§ Available data:

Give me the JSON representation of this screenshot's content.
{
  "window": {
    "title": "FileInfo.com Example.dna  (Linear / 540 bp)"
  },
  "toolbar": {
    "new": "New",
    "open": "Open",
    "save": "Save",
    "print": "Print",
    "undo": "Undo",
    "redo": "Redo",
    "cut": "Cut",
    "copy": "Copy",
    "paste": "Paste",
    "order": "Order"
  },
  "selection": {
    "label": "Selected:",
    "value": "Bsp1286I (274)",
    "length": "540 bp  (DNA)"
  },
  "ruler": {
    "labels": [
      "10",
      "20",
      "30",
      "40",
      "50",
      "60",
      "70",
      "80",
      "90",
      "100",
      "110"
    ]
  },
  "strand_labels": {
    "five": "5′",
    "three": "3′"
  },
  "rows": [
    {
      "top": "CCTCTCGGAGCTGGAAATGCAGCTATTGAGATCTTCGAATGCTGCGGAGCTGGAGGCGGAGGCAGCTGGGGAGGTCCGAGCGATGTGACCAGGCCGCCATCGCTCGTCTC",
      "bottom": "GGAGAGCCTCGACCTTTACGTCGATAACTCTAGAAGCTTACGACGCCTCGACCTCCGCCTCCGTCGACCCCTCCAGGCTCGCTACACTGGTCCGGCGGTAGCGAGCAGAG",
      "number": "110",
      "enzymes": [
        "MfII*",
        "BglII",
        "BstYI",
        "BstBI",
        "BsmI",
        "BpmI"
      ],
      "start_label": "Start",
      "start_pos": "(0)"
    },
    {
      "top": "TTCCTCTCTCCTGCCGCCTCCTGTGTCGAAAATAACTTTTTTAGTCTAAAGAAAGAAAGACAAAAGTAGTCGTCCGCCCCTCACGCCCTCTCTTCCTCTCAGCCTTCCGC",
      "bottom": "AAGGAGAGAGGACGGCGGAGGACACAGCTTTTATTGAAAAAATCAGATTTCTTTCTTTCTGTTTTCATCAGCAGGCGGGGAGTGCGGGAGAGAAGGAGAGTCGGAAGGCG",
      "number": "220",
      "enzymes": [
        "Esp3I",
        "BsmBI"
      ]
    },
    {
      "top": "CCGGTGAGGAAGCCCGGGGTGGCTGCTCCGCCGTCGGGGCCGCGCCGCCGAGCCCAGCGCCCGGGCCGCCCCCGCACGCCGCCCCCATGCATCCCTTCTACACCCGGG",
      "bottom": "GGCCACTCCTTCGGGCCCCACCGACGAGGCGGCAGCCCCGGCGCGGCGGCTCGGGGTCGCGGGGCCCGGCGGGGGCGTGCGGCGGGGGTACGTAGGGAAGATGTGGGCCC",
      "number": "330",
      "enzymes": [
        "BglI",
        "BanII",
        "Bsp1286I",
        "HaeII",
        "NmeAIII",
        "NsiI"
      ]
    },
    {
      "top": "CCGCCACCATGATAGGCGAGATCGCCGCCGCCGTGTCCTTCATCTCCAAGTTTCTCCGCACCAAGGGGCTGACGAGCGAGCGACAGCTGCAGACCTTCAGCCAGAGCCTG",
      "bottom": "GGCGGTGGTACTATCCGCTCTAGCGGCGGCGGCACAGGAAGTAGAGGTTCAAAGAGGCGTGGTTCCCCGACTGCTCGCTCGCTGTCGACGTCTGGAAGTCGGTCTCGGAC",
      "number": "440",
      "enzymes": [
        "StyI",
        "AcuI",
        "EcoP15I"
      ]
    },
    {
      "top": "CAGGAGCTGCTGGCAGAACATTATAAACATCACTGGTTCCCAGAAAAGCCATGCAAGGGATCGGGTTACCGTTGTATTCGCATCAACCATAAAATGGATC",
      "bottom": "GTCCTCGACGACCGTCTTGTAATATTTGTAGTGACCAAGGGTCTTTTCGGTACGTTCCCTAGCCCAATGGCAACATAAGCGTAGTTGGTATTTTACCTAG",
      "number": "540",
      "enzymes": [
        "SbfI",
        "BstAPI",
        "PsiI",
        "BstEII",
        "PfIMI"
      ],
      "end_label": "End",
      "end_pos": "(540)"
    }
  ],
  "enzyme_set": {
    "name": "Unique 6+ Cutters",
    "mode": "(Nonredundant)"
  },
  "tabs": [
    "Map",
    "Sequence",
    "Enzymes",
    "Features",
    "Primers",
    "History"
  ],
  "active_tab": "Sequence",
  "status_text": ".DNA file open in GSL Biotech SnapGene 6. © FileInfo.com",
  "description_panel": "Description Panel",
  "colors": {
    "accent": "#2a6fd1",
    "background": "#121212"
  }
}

§ Problem:
All the records above need to be transcribed exactly and in full.

§ The answer:
Give me the JSON representation of this screenshot's content.
{
  "window": {
    "title": "FileInfo.com Example.dna  (Linear / 540 bp)"
  },
  "toolbar": {
    "new": "New",
    "open": "Open",
    "save": "Save",
    "print": "Print",
    "undo": "Undo",
    "redo": "Redo",
    "cut": "Cut",
    "copy": "Copy",
    "paste": "Paste",
    "order": "Order"
  },
  "selection": {
    "label": "Selected:",
    "value": "Bsp1286I (274)",
    "length": "540 bp  (DNA)"
  },
  "ruler": {
    "labels": [
      "10",
      "20",
      "30",
      "40",
      "50",
      "60",
      "70",
      "80",
      "90",
      "100",
      "110"
    ]
  },
  "strand_labels": {
    "five": "5′",
    "three": "3′"
  },
  "rows": [
    {
      "top": "CCTCTCGGAGCTGGAAATGCAGCTATTGAGATCTTCGAATGCTGCGGAGCTGGAGGCGGAGGCAGCTGGGGAGGTCCGAGCGATGTGACCAGGCCGCCATCGCTCGTCTC",
      "bottom": "GGAGAGCCTCGACCTTTACGTCGATAACTCTAGAAGCTTACGACGCCTCGACCTCCGCCTCCGTCGACCCCTCCAGGCTCGCTACACTGGTCCGGCGGTAGCGAGCAGAG",
      "number": "110",
      "enzymes": [
        "MfII*",
        "BglII",
        "BstYI",
        "BstBI",
        "BsmI",
        "BpmI"
      ],
      "start_label": "Start",
      "start_pos": "(0)"
    },
    {
      "top": "TTCCTCTCTCCTGCCGCCTCCTGTGTCGAAAATAACTTTTTTAGTCTAAAGAAAGAAAGACAAAAGTAGTCGTCCGCCCCTCACGCCCTCTCTTCCTCTCAGCCTTCCGC",
      "bottom": "AAGGAGAGAGGACGGCGGAGGACACAGCTTTTATTGAAAAAATCAGATTTCTTTCTTTCTGTTTTCATCAGCAGGCGGGGAGTGCGGGAGAGAAGGAGAGTCGGAAGGCG",
      "number": "220",
      "enzymes": [
        "Esp3I",
        "BsmBI"
      ]
    },
    {
      "top": "CCGGTGAGGAAGCCCGGGGTGGCTGCTCCGCCGTCGGGGCCGCGCCGCCGAGCCCAGCGCCCGGGCCGCCCCCGCACGCCGCCCCCATGCATCCCTTCTACACCCGGG",
      "bottom": "GGCCACTCCTTCGGGCCCCACCGACGAGGCGGCAGCCCCGGCGCGGCGGCTCGGGGTCGCGGGGCCCGGCGGGGGCGTGCGGCGGGGGTACGTAGGGAAGATGTGGGCCC",
      "number": "330",
      "enzymes": [
        "BglI",
        "BanII",
        "Bsp1286I",
        "HaeII",
        "NmeAIII",
        "NsiI"
      ]
    },
    {
      "top": "CCGCCACCATGATAGGCGAGATCGCCGCCGCCGTGTCCTTCATCTCCAAGTTTCTCCGCACCAAGGGGCTGACGAGCGAGCGACAGCTGCAGACCTTCAGCCAGAGCCTG",
      "bottom": "GGCGGTGGTACTATCCGCTCTAGCGGCGGCGGCACAGGAAGTAGAGGTTCAAAGAGGCGTGGTTCCCCGACTGCTCGCTCGCTGTCGACGTCTGGAAGTCGGTCTCGGAC",
      "number": "440",
      "enzymes": [
        "StyI",
        "AcuI",
        "EcoP15I"
      ]
    },
    {
      "top": "CAGGAGCTGCTGGCAGAACATTATAAACATCACTGGTTCCCAGAAAAGCCATGCAAGGGATCGGGTTACCGTTGTATTCGCATCAACCATAAAATGGATC",
      "bottom": "GTCCTCGACGACCGTCTTGTAATATTTGTAGTGACCAAGGGTCTTTTCGGTACGTTCCCTAGCCCAATGGCAACATAAGCGTAGTTGGTATTTTACCTAG",
      "number": "540",
      "enzymes": [
        "SbfI",
        "BstAPI",
        "PsiI",
        "BstEII",
        "PfIMI"
      ],
      "end_label": "End",
      "end_pos": "(540)"
    }
  ],
  "enzyme_set": {
    "name": "Unique 6+ Cutters",
    "mode": "(Nonredundant)"
  },
  "tabs": [
    "Map",
    "Sequence",
    "Enzymes",
    "Features",
    "Primers",
    "History"
  ],
  "active_tab": "Sequence",
  "status_text": ".DNA file open in GSL Biotech SnapGene 6. © FileInfo.com",
  "description_panel": "Description Panel",
  "colors": {
    "accent": "#2a6fd1",
    "background": "#121212"
  }
}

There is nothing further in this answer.